_Dataset entries_
---+---
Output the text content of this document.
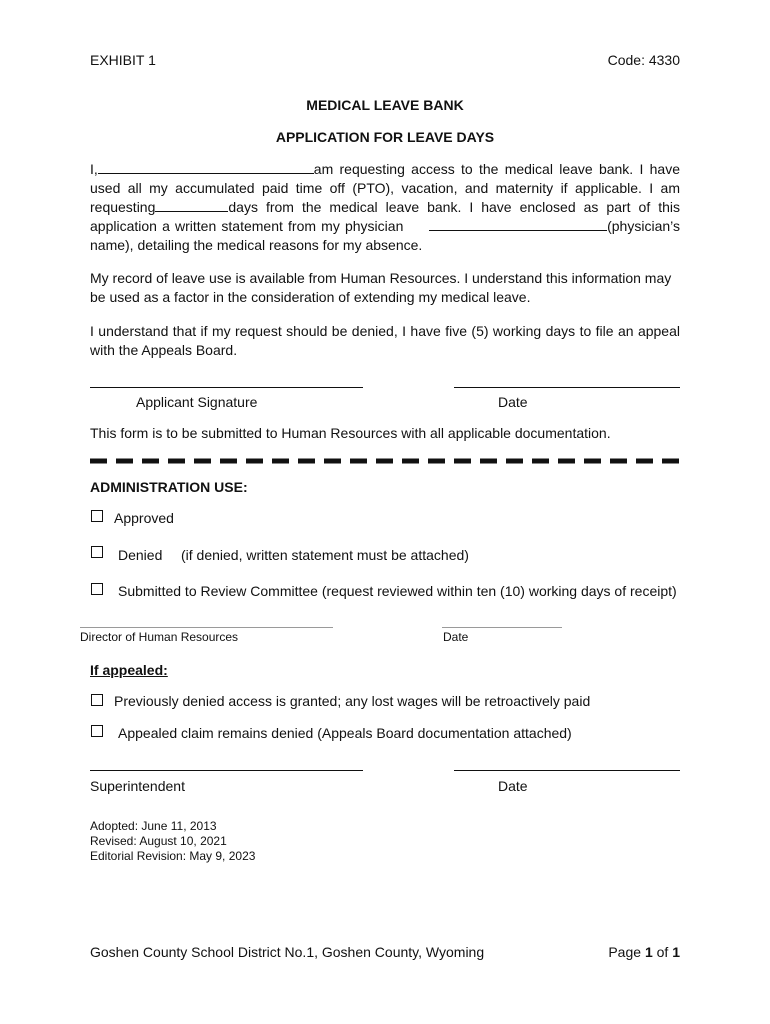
EXHIBIT 1	Code: 4330
MEDICAL LEAVE BANK
APPLICATION FOR LEAVE DAYS
I,	am requesting access to the medical leave bank. I have used all my accumulated paid time off (PTO), vacation, and maternity if applicable. I am requesting	days from the medical leave bank. I have enclosed as part of this application a written statement from my physician	(physician’s name), detailing the medical reasons for my absence.
My record of leave use is available from Human Resources. I understand this information may be used as a factor in the consideration of extending my medical leave.
I understand that if my request should be denied, I have five (5) working days to file an appeal with the Appeals Board.
Applicant Signature	Date
This form is to be submitted to Human Resources with all applicable documentation.
ADMINISTRATION USE:
Approved
Denied (if denied, written statement must be attached)
Submitted to Review Committee (request reviewed within ten (10) working days of receipt)
Director of Human Resources	Date
If appealed:
Previously denied access is granted; any lost wages will be retroactively paid
Appealed claim remains denied (Appeals Board documentation attached)
Superintendent	Date
Adopted: June 11, 2013
Revised: August 10, 2021
Editorial Revision: May 9, 2023
Goshen County School District No.1, Goshen County, Wyoming	Page 1 of 1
---+---
_YOUR INSTRUCTIONS_
All records should be output exactly, with the pictures left out.

_IN RESPONSE_
Output the text content of this document.
EXHIBIT 1	Code: 4330
MEDICAL LEAVE BANK
APPLICATION FOR LEAVE DAYS
I,	am requesting access to the medical leave bank. I have used all my accumulated paid time off (PTO), vacation, and maternity if applicable. I am requesting	days from the medical leave bank. I have enclosed as part of this application a written statement from my physician	(physician’s name), detailing the medical reasons for my absence.
My record of leave use is available from Human Resources. I understand this information may be used as a factor in the consideration of extending my medical leave.
I understand that if my request should be denied, I have five (5) working days to file an appeal with the Appeals Board.
Applicant Signature	Date
This form is to be submitted to Human Resources with all applicable documentation.
ADMINISTRATION USE:
Approved
Denied (if denied, written statement must be attached)
Submitted to Review Committee (request reviewed within ten (10) working days of receipt)
Director of Human Resources	Date
If appealed:
Previously denied access is granted; any lost wages will be retroactively paid
Appealed claim remains denied (Appeals Board documentation attached)
Superintendent	Date
Adopted: June 11, 2013
Revised: August 10, 2021
Editorial Revision: May 9, 2023
Goshen County School District No.1, Goshen County, Wyoming	Page 1 of 1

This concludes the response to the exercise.